• What you are asked to do
Set each record down exactly, excluding all images.

--- BEGIN Exercise material ---

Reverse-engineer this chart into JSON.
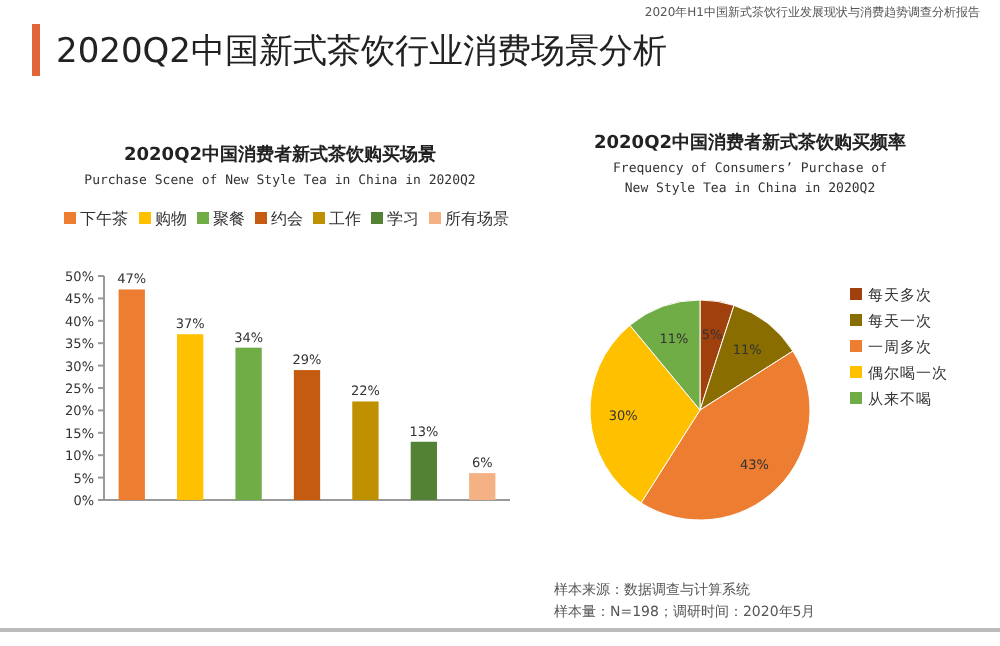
{
  "chart_data": [
    {
      "type": "other",
      "title": "2020Q2中国新式茶饮行业消费场景分析",
      "annotations": [
        "2020年H1中国新式茶饮行业发展现状与消费趋势调查分析报告",
        "样本来源：数据调查与计算系统",
        "样本量：N=198；调研时间：2020年5月"
      ]
    },
    {
      "type": "bar",
      "title": "2020Q2中国消费者新式茶饮购买场景",
      "subtitle": "Purchase Scene of New Style Tea in China in 2020Q2",
      "categories": [
        null
      ],
      "legend": "top",
      "ylim": [
        0,
        50
      ],
      "yticks": [
        {
          "value": 0,
          "label": "0%"
        },
        {
          "value": 5,
          "label": "5%"
        },
        {
          "value": 10,
          "label": "10%"
        },
        {
          "value": 15,
          "label": "15%"
        },
        {
          "value": 20,
          "label": "20%"
        },
        {
          "value": 25,
          "label": "25%"
        },
        {
          "value": 30,
          "label": "30%"
        },
        {
          "value": 35,
          "label": "35%"
        },
        {
          "value": 40,
          "label": "40%"
        },
        {
          "value": 45,
          "label": "45%"
        },
        {
          "value": 50,
          "label": "50%"
        }
      ],
      "series": [
        {
          "name": "下午茶",
          "color": "#ed7d31",
          "values": [
            47
          ],
          "value_labels": [
            "47%"
          ]
        },
        {
          "name": "购物",
          "color": "#ffc000",
          "values": [
            37
          ],
          "value_labels": [
            "37%"
          ]
        },
        {
          "name": "聚餐",
          "color": "#70ad47",
          "values": [
            34
          ],
          "value_labels": [
            "34%"
          ]
        },
        {
          "name": "约会",
          "color": "#c55a11",
          "values": [
            29
          ],
          "value_labels": [
            "29%"
          ]
        },
        {
          "name": "工作",
          "color": "#bf9000",
          "values": [
            22
          ],
          "value_labels": [
            "22%"
          ]
        },
        {
          "name": "学习",
          "color": "#548235",
          "values": [
            13
          ],
          "value_labels": [
            "13%"
          ]
        },
        {
          "name": "所有场景",
          "color": "#f4b183",
          "values": [
            6
          ],
          "value_labels": [
            "6%"
          ]
        }
      ]
    },
    {
      "type": "pie",
      "title": "2020Q2中国消费者新式茶饮购买频率",
      "subtitle": "Frequency of Consumers’ Purchase of New Style Tea in China in 2020Q2",
      "legend": "right",
      "categories": [
        "每天多次",
        "每天一次",
        "一周多次",
        "偶尔喝一次",
        "从来不喝"
      ],
      "values": [
        5,
        11,
        43,
        30,
        11
      ],
      "value_labels": [
        "5%",
        "11%",
        "43%",
        "30%",
        "11%"
      ],
      "colors": [
        "#a0410d",
        "#8a6d00",
        "#ed7d31",
        "#ffc000",
        "#70ad47"
      ]
    }
  ]
}
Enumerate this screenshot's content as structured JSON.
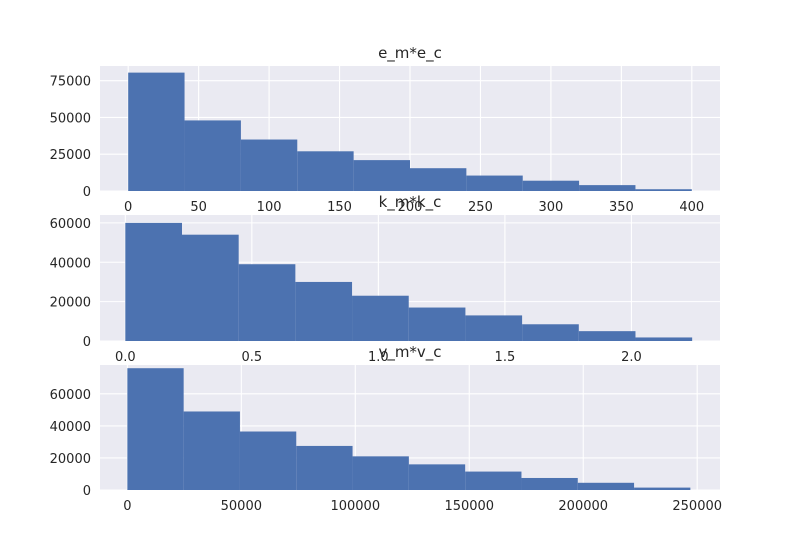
{
  "chart_data": [
    {
      "type": "bar",
      "title": "e_m*e_c",
      "xlabel": "",
      "ylabel": "",
      "bin_edges": [
        0,
        40,
        80,
        120,
        160,
        200,
        240,
        280,
        320,
        360,
        400
      ],
      "values": [
        80500,
        48000,
        35000,
        27000,
        21000,
        15500,
        10500,
        7000,
        4000,
        1200
      ],
      "xlim": [
        -20,
        420
      ],
      "ylim": [
        0,
        85000
      ],
      "xticks": [
        0,
        50,
        100,
        150,
        200,
        250,
        300,
        350,
        400
      ],
      "xtick_labels": [
        "0",
        "50",
        "100",
        "150",
        "200",
        "250",
        "300",
        "350",
        "400"
      ],
      "yticks": [
        0,
        25000,
        50000,
        75000
      ],
      "ytick_labels": [
        "0",
        "25000",
        "50000",
        "75000"
      ],
      "grid": true
    },
    {
      "type": "bar",
      "title": "k_m*k_c",
      "xlabel": "",
      "ylabel": "",
      "bin_edges": [
        0.0,
        0.224,
        0.448,
        0.672,
        0.896,
        1.12,
        1.344,
        1.568,
        1.792,
        2.016,
        2.24
      ],
      "values": [
        60000,
        54000,
        39000,
        30000,
        23000,
        17000,
        13000,
        8500,
        5000,
        1800
      ],
      "xlim": [
        -0.1,
        2.35
      ],
      "ylim": [
        0,
        64000
      ],
      "xticks": [
        0.0,
        0.5,
        1.0,
        1.5,
        2.0
      ],
      "xtick_labels": [
        "0.0",
        "0.5",
        "1.0",
        "1.5",
        "2.0"
      ],
      "yticks": [
        0,
        20000,
        40000,
        60000
      ],
      "ytick_labels": [
        "0",
        "20000",
        "40000",
        "60000"
      ],
      "grid": true
    },
    {
      "type": "bar",
      "title": "v_m*v_c",
      "xlabel": "",
      "ylabel": "",
      "bin_edges": [
        0,
        24700,
        49400,
        74100,
        98800,
        123500,
        148200,
        172900,
        197600,
        222300,
        247000
      ],
      "values": [
        76000,
        49000,
        36500,
        27500,
        21000,
        16000,
        11500,
        7500,
        4500,
        1500
      ],
      "xlim": [
        -12000,
        260000
      ],
      "ylim": [
        0,
        78000
      ],
      "xticks": [
        0,
        50000,
        100000,
        150000,
        200000,
        250000
      ],
      "xtick_labels": [
        "0",
        "50000",
        "100000",
        "150000",
        "200000",
        "250000"
      ],
      "yticks": [
        0,
        20000,
        40000,
        60000
      ],
      "ytick_labels": [
        "0",
        "20000",
        "40000",
        "60000"
      ],
      "grid": true
    }
  ],
  "colors": {
    "bar": "#4c72b0",
    "axes_background": "#eaeaf2",
    "grid": "#ffffff",
    "text": "#262626"
  }
}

--- END Exercise material ---

• Worked answer
Reverse-engineer this chart into JSON.
{
  "chart_data": [
    {
      "type": "other",
      "title": "2020Q2中国新式茶饮行业消费场景分析",
      "annotations": [
        "2020年H1中国新式茶饮行业发展现状与消费趋势调查分析报告",
        "样本来源：数据调查与计算系统",
        "样本量：N=198；调研时间：2020年5月"
      ]
    },
    {
      "type": "bar",
      "title": "2020Q2中国消费者新式茶饮购买场景",
      "subtitle": "Purchase Scene of New Style Tea in China in 2020Q2",
      "categories": [
        null
      ],
      "legend": "top",
      "ylim": [
        0,
        50
      ],
      "yticks": [
        {
          "value": 0,
          "label": "0%"
        },
        {
          "value": 5,
          "label": "5%"
        },
        {
          "value": 10,
          "label": "10%"
        },
        {
          "value": 15,
          "label": "15%"
        },
        {
          "value": 20,
          "label": "20%"
        },
        {
          "value": 25,
          "label": "25%"
        },
        {
          "value": 30,
          "label": "30%"
        },
        {
          "value": 35,
          "label": "35%"
        },
        {
          "value": 40,
          "label": "40%"
        },
        {
          "value": 45,
          "label": "45%"
        },
        {
          "value": 50,
          "label": "50%"
        }
      ],
      "series": [
        {
          "name": "下午茶",
          "color": "#ed7d31",
          "values": [
            47
          ],
          "value_labels": [
            "47%"
          ]
        },
        {
          "name": "购物",
          "color": "#ffc000",
          "values": [
            37
          ],
          "value_labels": [
            "37%"
          ]
        },
        {
          "name": "聚餐",
          "color": "#70ad47",
          "values": [
            34
          ],
          "value_labels": [
            "34%"
          ]
        },
        {
          "name": "约会",
          "color": "#c55a11",
          "values": [
            29
          ],
          "value_labels": [
            "29%"
          ]
        },
        {
          "name": "工作",
          "color": "#bf9000",
          "values": [
            22
          ],
          "value_labels": [
            "22%"
          ]
        },
        {
          "name": "学习",
          "color": "#548235",
          "values": [
            13
          ],
          "value_labels": [
            "13%"
          ]
        },
        {
          "name": "所有场景",
          "color": "#f4b183",
          "values": [
            6
          ],
          "value_labels": [
            "6%"
          ]
        }
      ]
    },
    {
      "type": "pie",
      "title": "2020Q2中国消费者新式茶饮购买频率",
      "subtitle": "Frequency of Consumers’ Purchase of New Style Tea in China in 2020Q2",
      "legend": "right",
      "categories": [
        "每天多次",
        "每天一次",
        "一周多次",
        "偶尔喝一次",
        "从来不喝"
      ],
      "values": [
        5,
        11,
        43,
        30,
        11
      ],
      "value_labels": [
        "5%",
        "11%",
        "43%",
        "30%",
        "11%"
      ],
      "colors": [
        "#a0410d",
        "#8a6d00",
        "#ed7d31",
        "#ffc000",
        "#70ad47"
      ]
    }
  ]
}
Enumerate this screenshot's content as structured JSON.
{
  "chart_data": [
    {
      "type": "bar",
      "title": "e_m*e_c",
      "xlabel": "",
      "ylabel": "",
      "bin_edges": [
        0,
        40,
        80,
        120,
        160,
        200,
        240,
        280,
        320,
        360,
        400
      ],
      "values": [
        80500,
        48000,
        35000,
        27000,
        21000,
        15500,
        10500,
        7000,
        4000,
        1200
      ],
      "xlim": [
        -20,
        420
      ],
      "ylim": [
        0,
        85000
      ],
      "xticks": [
        0,
        50,
        100,
        150,
        200,
        250,
        300,
        350,
        400
      ],
      "xtick_labels": [
        "0",
        "50",
        "100",
        "150",
        "200",
        "250",
        "300",
        "350",
        "400"
      ],
      "yticks": [
        0,
        25000,
        50000,
        75000
      ],
      "ytick_labels": [
        "0",
        "25000",
        "50000",
        "75000"
      ],
      "grid": true
    },
    {
      "type": "bar",
      "title": "k_m*k_c",
      "xlabel": "",
      "ylabel": "",
      "bin_edges": [
        0.0,
        0.224,
        0.448,
        0.672,
        0.896,
        1.12,
        1.344,
        1.568,
        1.792,
        2.016,
        2.24
      ],
      "values": [
        60000,
        54000,
        39000,
        30000,
        23000,
        17000,
        13000,
        8500,
        5000,
        1800
      ],
      "xlim": [
        -0.1,
        2.35
      ],
      "ylim": [
        0,
        64000
      ],
      "xticks": [
        0.0,
        0.5,
        1.0,
        1.5,
        2.0
      ],
      "xtick_labels": [
        "0.0",
        "0.5",
        "1.0",
        "1.5",
        "2.0"
      ],
      "yticks": [
        0,
        20000,
        40000,
        60000
      ],
      "ytick_labels": [
        "0",
        "20000",
        "40000",
        "60000"
      ],
      "grid": true
    },
    {
      "type": "bar",
      "title": "v_m*v_c",
      "xlabel": "",
      "ylabel": "",
      "bin_edges": [
        0,
        24700,
        49400,
        74100,
        98800,
        123500,
        148200,
        172900,
        197600,
        222300,
        247000
      ],
      "values": [
        76000,
        49000,
        36500,
        27500,
        21000,
        16000,
        11500,
        7500,
        4500,
        1500
      ],
      "xlim": [
        -12000,
        260000
      ],
      "ylim": [
        0,
        78000
      ],
      "xticks": [
        0,
        50000,
        100000,
        150000,
        200000,
        250000
      ],
      "xtick_labels": [
        "0",
        "50000",
        "100000",
        "150000",
        "200000",
        "250000"
      ],
      "yticks": [
        0,
        20000,
        40000,
        60000
      ],
      "ytick_labels": [
        "0",
        "20000",
        "40000",
        "60000"
      ],
      "grid": true
    }
  ],
  "colors": {
    "bar": "#4c72b0",
    "axes_background": "#eaeaf2",
    "grid": "#ffffff",
    "text": "#262626"
  }
}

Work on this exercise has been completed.